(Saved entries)
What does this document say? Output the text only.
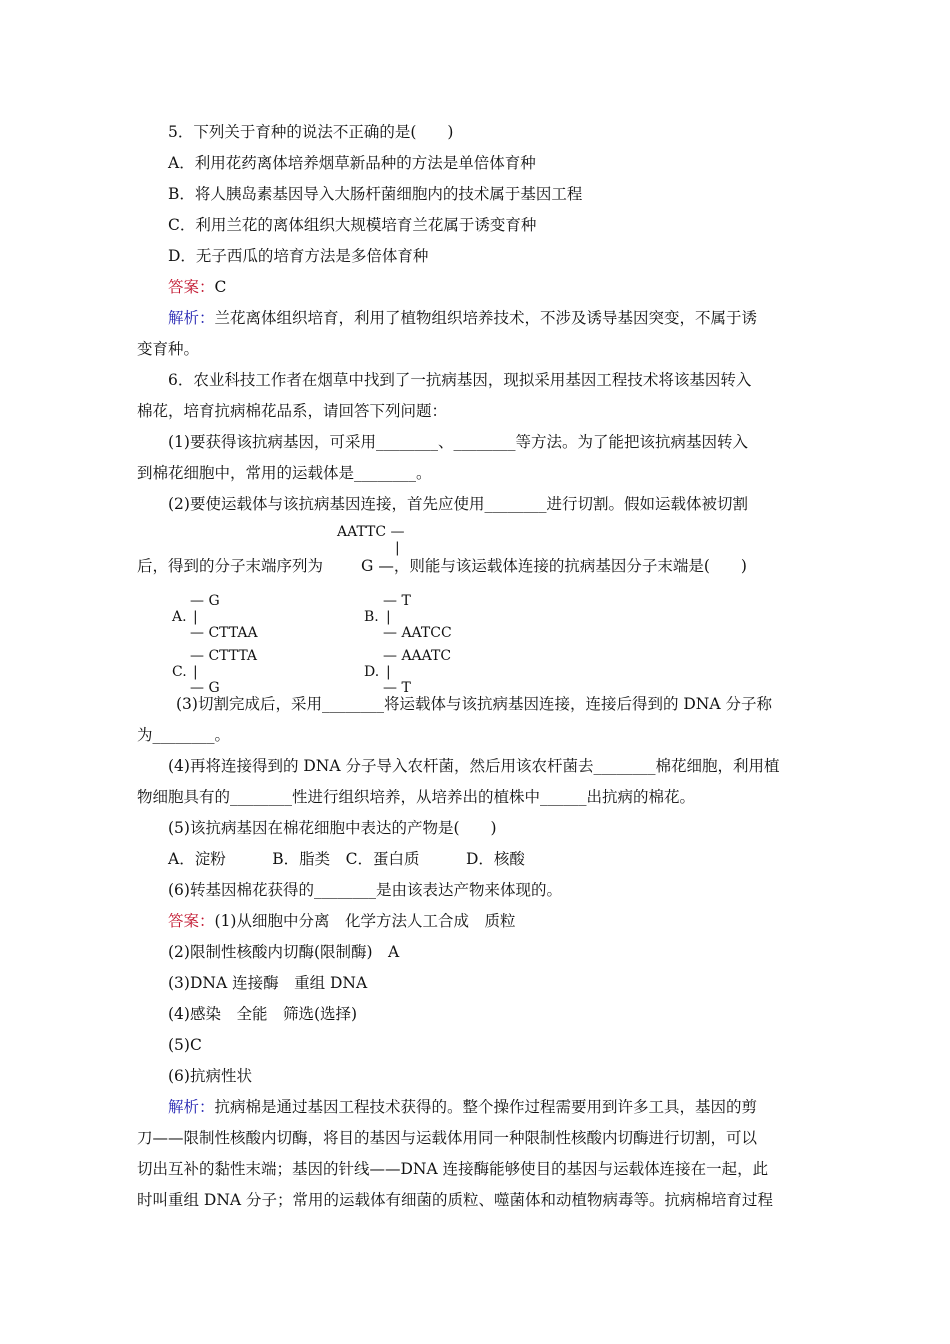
5．下列关于育种的说法不正确的是(　　)
A．利用花药离体培养烟草新品种的方法是单倍体育种
B．将人胰岛素基因导入大肠杆菌细胞内的技术属于基因工程
C．利用兰花的离体组织大规模培育兰花属于诱变育种
D．无子西瓜的培育方法是多倍体育种
答案：C
解析：兰花离体组织培育，利用了植物组织培养技术，不涉及诱导基因突变，不属于诱
变育种。
6．农业科技工作者在烟草中找到了一抗病基因，现拟采用基因工程技术将该基因转入
棉花，培育抗病棉花品系，请回答下列问题：
(1)要获得该抗病基因，可采用________、________等方法。为了能把该抗病基因转入
到棉花细胞中，常用的运载体是________。
(2)要使运载体与该抗病基因连接，首先应使用________进行切割。假如运载体被切割
AATTC —
|
后，得到的分子末端序列为 G —，则能与该运载体连接的抗病基因分子末端是(　　)
— G
A. |
— CTTAA
— T
B. |
— AATCC
— CTTTA
C. |
— G
— AAATC
D. |
— T
(3)切割完成后，采用________将运载体与该抗病基因连接，连接后得到的 DNA 分子称
为________。
(4)再将连接得到的 DNA 分子导入农杆菌，然后用该农杆菌去________棉花细胞，利用植
物细胞具有的________性进行组织培养，从培养出的植株中______出抗病的棉花。
(5)该抗病基因在棉花细胞中表达的产物是(　　)
A．淀粉　　　B．脂类　C．蛋白质　　　D．核酸
(6)转基因棉花获得的________是由该表达产物来体现的。
答案：(1)从细胞中分离　化学方法人工合成　质粒
(2)限制性核酸内切酶(限制酶)　A
(3)DNA 连接酶　重组 DNA
(4)感染　全能　筛选(选择)
(5)C
(6)抗病性状
解析：抗病棉是通过基因工程技术获得的。整个操作过程需要用到许多工具，基因的剪
刀——限制性核酸内切酶，将目的基因与运载体用同一种限制性核酸内切酶进行切割，可以
切出互补的黏性末端；基因的针线——DNA 连接酶能够使目的基因与运载体连接在一起，此
时叫重组 DNA 分子；常用的运载体有细菌的质粒、噬菌体和动植物病毒等。抗病棉培育过程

__Task to carry out__
Pictures are excluded; copy all other data exactly as shown.

__Solution to the problem__
What does this document say? Output the text only.
5．下列关于育种的说法不正确的是(　　)
A．利用花药离体培养烟草新品种的方法是单倍体育种
B．将人胰岛素基因导入大肠杆菌细胞内的技术属于基因工程
C．利用兰花的离体组织大规模培育兰花属于诱变育种
D．无子西瓜的培育方法是多倍体育种
答案：C
解析：兰花离体组织培育，利用了植物组织培养技术，不涉及诱导基因突变，不属于诱
变育种。
6．农业科技工作者在烟草中找到了一抗病基因，现拟采用基因工程技术将该基因转入
棉花，培育抗病棉花品系，请回答下列问题：
(1)要获得该抗病基因，可采用________、________等方法。为了能把该抗病基因转入
到棉花细胞中，常用的运载体是________。
(2)要使运载体与该抗病基因连接，首先应使用________进行切割。假如运载体被切割
AATTC —
|
后，得到的分子末端序列为 G —，则能与该运载体连接的抗病基因分子末端是(　　)
— G
A. |
— CTTAA
— T
B. |
— AATCC
— CTTTA
C. |
— G
— AAATC
D. |
— T
(3)切割完成后，采用________将运载体与该抗病基因连接，连接后得到的 DNA 分子称
为________。
(4)再将连接得到的 DNA 分子导入农杆菌，然后用该农杆菌去________棉花细胞，利用植
物细胞具有的________性进行组织培养，从培养出的植株中______出抗病的棉花。
(5)该抗病基因在棉花细胞中表达的产物是(　　)
A．淀粉　　　B．脂类　C．蛋白质　　　D．核酸
(6)转基因棉花获得的________是由该表达产物来体现的。
答案：(1)从细胞中分离　化学方法人工合成　质粒
(2)限制性核酸内切酶(限制酶)　A
(3)DNA 连接酶　重组 DNA
(4)感染　全能　筛选(选择)
(5)C
(6)抗病性状
解析：抗病棉是通过基因工程技术获得的。整个操作过程需要用到许多工具，基因的剪
刀——限制性核酸内切酶，将目的基因与运载体用同一种限制性核酸内切酶进行切割，可以
切出互补的黏性末端；基因的针线——DNA 连接酶能够使目的基因与运载体连接在一起，此
时叫重组 DNA 分子；常用的运载体有细菌的质粒、噬菌体和动植物病毒等。抗病棉培育过程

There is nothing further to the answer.